** START Listed records **

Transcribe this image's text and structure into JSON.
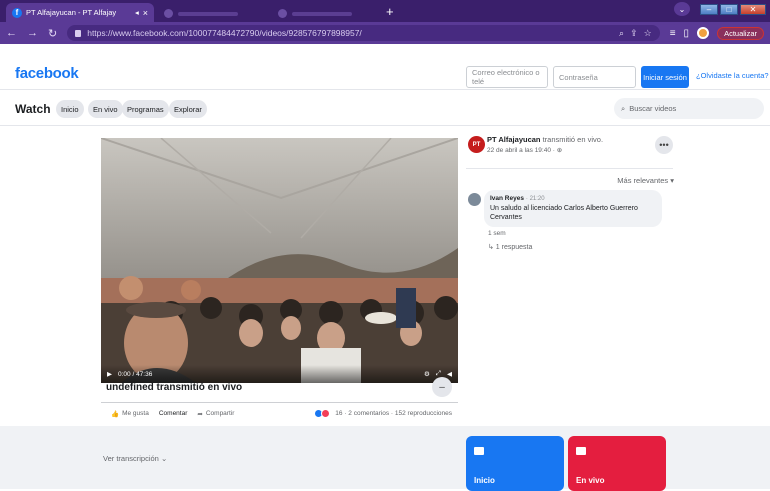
{
  "browser": {
    "tab_title": "PT Alfajayucan - PT Alfajay",
    "url": "https://www.facebook.com/100077484472790/videos/928576797898957/",
    "update_label": "Actualizar"
  },
  "fb": {
    "logo": "facebook",
    "email_placeholder": "Correo electrónico o telé",
    "password_placeholder": "Contraseña",
    "login_label": "Iniciar sesión",
    "forgot_label": "¿Olvidaste la cuenta?"
  },
  "watch": {
    "title": "Watch",
    "tabs": [
      "Inicio",
      "En vivo",
      "Programas",
      "Explorar"
    ],
    "search_placeholder": "Buscar videos"
  },
  "video": {
    "time": "0:00 / 47:36",
    "title": "undefined transmitió en vivo",
    "actions": {
      "like": "Me gusta",
      "comment": "Comentar",
      "share": "Compartir"
    },
    "stats": "16 · 2 comentarios · 152 reproducciones"
  },
  "post": {
    "page_name": "PT Alfajayucan",
    "action_text": "transmitió en vivo.",
    "date": "22 de abril a las 19:40 · ",
    "sort_label": "Más relevantes ▾"
  },
  "comment": {
    "author": "Ivan Reyes",
    "time": "· 21:20",
    "text": "Un saludo al licenciado Carlos Alberto Guerrero Cervantes",
    "age": "1 sem",
    "reply_label": "↳ 1 respuesta"
  },
  "bottom": {
    "transcript_label": "Ver transcripción ⌄",
    "card_home": "Inicio",
    "card_live": "En vivo"
  },
  "colors": {
    "fb_blue": "#1877f2",
    "live_red": "#e41e3f",
    "chrome_purple": "#5a3a96"
  }
}
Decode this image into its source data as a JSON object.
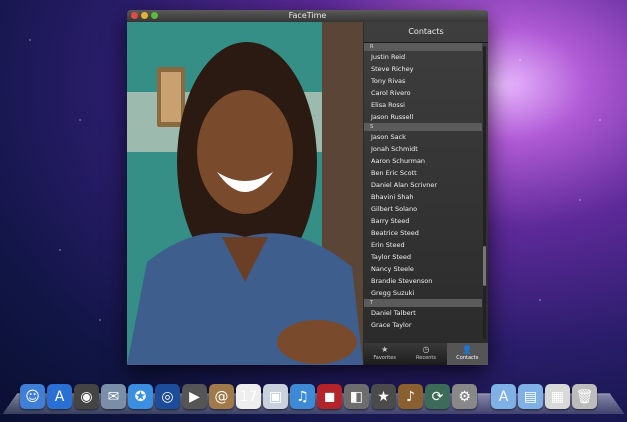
{
  "window": {
    "title": "FaceTime"
  },
  "contacts": {
    "header": "Contacts",
    "sections": [
      {
        "letter": "R",
        "names": [
          "Justin Reid",
          "Steve Richey",
          "Tony Rivas",
          "Carol Rivero",
          "Elisa Rossi",
          "Jason Russell"
        ]
      },
      {
        "letter": "S",
        "names": [
          "Jason Sack",
          "Jonah Schmidt",
          "Aaron Schurman",
          "Ben Eric Scott",
          "Daniel Alan Scrivner",
          "Bhavini Shah",
          "Gilbert Solano",
          "Barry Steed",
          "Beatrice Steed",
          "Erin Steed",
          "Taylor Steed",
          "Nancy Steele",
          "Brandie Stevenson",
          "Gregg Suzuki"
        ]
      },
      {
        "letter": "T",
        "names": [
          "Daniel Talbert",
          "Grace Taylor"
        ]
      }
    ]
  },
  "tabs": [
    {
      "label": "Favorites",
      "icon": "star-icon"
    },
    {
      "label": "Recents",
      "icon": "clock-icon"
    },
    {
      "label": "Contacts",
      "icon": "person-icon"
    }
  ],
  "dock": {
    "apps": [
      {
        "name": "finder-icon",
        "color": "#3f7fd6",
        "glyph": "☺"
      },
      {
        "name": "app-store-icon",
        "color": "#2a6fd3",
        "glyph": "A"
      },
      {
        "name": "dashboard-icon",
        "color": "#444444",
        "glyph": "◉"
      },
      {
        "name": "mail-stamp-icon",
        "color": "#7a8ea8",
        "glyph": "✉"
      },
      {
        "name": "safari-icon",
        "color": "#3a8fe0",
        "glyph": "✪"
      },
      {
        "name": "ichat-icon",
        "color": "#1d4d9a",
        "glyph": "◎"
      },
      {
        "name": "facetime-icon",
        "color": "#555555",
        "glyph": "▶"
      },
      {
        "name": "address-book-icon",
        "color": "#a07a4a",
        "glyph": "@"
      },
      {
        "name": "ical-icon",
        "color": "#eeeeee",
        "glyph": "17"
      },
      {
        "name": "preview-icon",
        "color": "#c9d2dc",
        "glyph": "▣"
      },
      {
        "name": "itunes-icon",
        "color": "#3f8ad6",
        "glyph": "♫"
      },
      {
        "name": "photo-booth-icon",
        "color": "#b3242a",
        "glyph": "◼"
      },
      {
        "name": "iphoto-icon",
        "color": "#6d6d6d",
        "glyph": "◧"
      },
      {
        "name": "imovie-icon",
        "color": "#4b4b4b",
        "glyph": "★"
      },
      {
        "name": "garageband-icon",
        "color": "#8a6030",
        "glyph": "♪"
      },
      {
        "name": "time-machine-icon",
        "color": "#3d6b5a",
        "glyph": "⟳"
      },
      {
        "name": "system-preferences-icon",
        "color": "#888888",
        "glyph": "⚙"
      },
      {
        "name": "applications-folder-icon",
        "color": "#7fb0e6",
        "glyph": "A"
      },
      {
        "name": "documents-folder-icon",
        "color": "#7fb0e6",
        "glyph": "▤"
      },
      {
        "name": "downloads-stack-icon",
        "color": "#d9d9d9",
        "glyph": "▦"
      },
      {
        "name": "trash-icon",
        "color": "#bcbcbc",
        "glyph": "🗑"
      }
    ]
  }
}
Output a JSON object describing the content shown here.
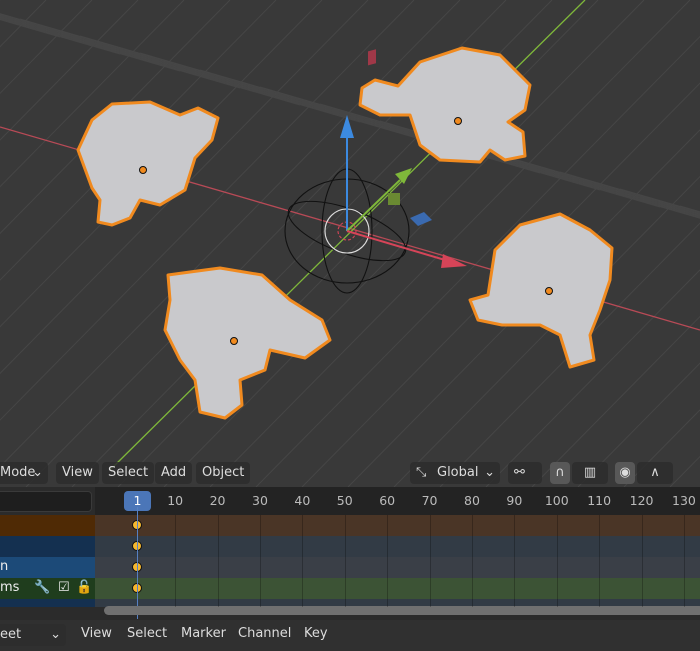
{
  "viewport_header": {
    "mode_label": "Mode",
    "menus": [
      "View",
      "Select",
      "Add",
      "Object"
    ],
    "orientation_label": "Global",
    "icons": [
      "transform-orientation-icon",
      "pivot-link-icon",
      "snap-magnet-icon",
      "snap-target-icon",
      "proportional-edit-icon",
      "falloff-curve-icon"
    ]
  },
  "timeline": {
    "current_frame": "1",
    "ticks": [
      "10",
      "20",
      "30",
      "40",
      "50",
      "60",
      "70",
      "80",
      "90",
      "100",
      "110",
      "120",
      "130"
    ],
    "channels": [
      {
        "label": "",
        "color": "#4f2a05",
        "row_color": "#4a3526"
      },
      {
        "label": "",
        "color": "#143050",
        "row_color": "#323b45"
      },
      {
        "label": "n",
        "color": "#1c4a78",
        "row_color": "#3a3f47"
      },
      {
        "label": "ms",
        "color": "#1f3d1d",
        "row_color": "#3c5335"
      },
      {
        "label": "",
        "color": "#143050",
        "row_color": "#323b45"
      }
    ],
    "keyframes_at": 1
  },
  "bottom_header": {
    "editor_label": "eet",
    "menus": [
      "View",
      "Select",
      "Marker",
      "Channel",
      "Key"
    ]
  },
  "colors": {
    "selection_outline": "#f08a1f",
    "x_axis": "#d64458",
    "y_axis": "#7fb83a",
    "z_axis": "#3c8ae0",
    "keyframe": "#f5b830",
    "current_frame": "#4b76b8"
  }
}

** END Listed records **

__The task__: Of the lines in the data above, how many contain the word "videos"? Give only that figure.

__Solved exercise__: 2